(Exercise prompt): Write the material out again, line by line, exactly as it is.

□ □ □ □ □

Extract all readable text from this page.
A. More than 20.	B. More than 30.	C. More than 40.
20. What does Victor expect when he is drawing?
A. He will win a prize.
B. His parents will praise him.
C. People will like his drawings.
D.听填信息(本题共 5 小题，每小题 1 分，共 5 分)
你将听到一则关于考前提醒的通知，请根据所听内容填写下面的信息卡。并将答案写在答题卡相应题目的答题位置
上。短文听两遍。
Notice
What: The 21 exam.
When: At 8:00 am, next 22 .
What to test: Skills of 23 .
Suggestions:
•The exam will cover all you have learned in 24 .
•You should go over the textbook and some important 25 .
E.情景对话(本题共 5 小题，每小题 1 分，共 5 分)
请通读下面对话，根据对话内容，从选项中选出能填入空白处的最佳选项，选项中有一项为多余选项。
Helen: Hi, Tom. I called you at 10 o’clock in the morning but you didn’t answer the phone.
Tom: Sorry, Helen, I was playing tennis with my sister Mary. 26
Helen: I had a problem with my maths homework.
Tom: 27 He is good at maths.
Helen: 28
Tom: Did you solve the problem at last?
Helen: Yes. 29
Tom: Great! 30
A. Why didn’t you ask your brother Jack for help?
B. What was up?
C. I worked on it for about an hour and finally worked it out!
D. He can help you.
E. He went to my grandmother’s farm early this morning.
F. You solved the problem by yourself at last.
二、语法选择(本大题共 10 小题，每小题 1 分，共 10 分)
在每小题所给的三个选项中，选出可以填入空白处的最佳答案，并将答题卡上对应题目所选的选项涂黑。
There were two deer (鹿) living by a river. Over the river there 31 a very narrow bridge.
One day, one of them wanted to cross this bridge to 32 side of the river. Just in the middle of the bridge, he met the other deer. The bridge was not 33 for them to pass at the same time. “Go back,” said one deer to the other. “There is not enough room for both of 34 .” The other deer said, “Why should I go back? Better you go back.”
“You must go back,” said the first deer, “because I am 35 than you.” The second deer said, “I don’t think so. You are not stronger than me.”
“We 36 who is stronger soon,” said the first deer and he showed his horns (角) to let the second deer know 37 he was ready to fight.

□ □ □ □ □

(Result of the task):
Extract all readable text from this page.
A. More than 20.	B. More than 30.	C. More than 40.
20. What does Victor expect when he is drawing?
A. He will win a prize.
B. His parents will praise him.
C. People will like his drawings.
D.听填信息(本题共 5 小题，每小题 1 分，共 5 分)
你将听到一则关于考前提醒的通知，请根据所听内容填写下面的信息卡。并将答案写在答题卡相应题目的答题位置
上。短文听两遍。
Notice
What: The 21 exam.
When: At 8:00 am, next 22 .
What to test: Skills of 23 .
Suggestions:
•The exam will cover all you have learned in 24 .
•You should go over the textbook and some important 25 .
E.情景对话(本题共 5 小题，每小题 1 分，共 5 分)
请通读下面对话，根据对话内容，从选项中选出能填入空白处的最佳选项，选项中有一项为多余选项。
Helen: Hi, Tom. I called you at 10 o’clock in the morning but you didn’t answer the phone.
Tom: Sorry, Helen, I was playing tennis with my sister Mary. 26
Helen: I had a problem with my maths homework.
Tom: 27 He is good at maths.
Helen: 28
Tom: Did you solve the problem at last?
Helen: Yes. 29
Tom: Great! 30
A. Why didn’t you ask your brother Jack for help?
B. What was up?
C. I worked on it for about an hour and finally worked it out!
D. He can help you.
E. He went to my grandmother’s farm early this morning.
F. You solved the problem by yourself at last.
二、语法选择(本大题共 10 小题，每小题 1 分，共 10 分)
在每小题所给的三个选项中，选出可以填入空白处的最佳答案，并将答题卡上对应题目所选的选项涂黑。
There were two deer (鹿) living by a river. Over the river there 31 a very narrow bridge.
One day, one of them wanted to cross this bridge to 32 side of the river. Just in the middle of the bridge, he met the other deer. The bridge was not 33 for them to pass at the same time. “Go back,” said one deer to the other. “There is not enough room for both of 34 .” The other deer said, “Why should I go back? Better you go back.”
“You must go back,” said the first deer, “because I am 35 than you.” The second deer said, “I don’t think so. You are not stronger than me.”
“We 36 who is stronger soon,” said the first deer and he showed his horns (角) to let the second deer know 37 he was ready to fight.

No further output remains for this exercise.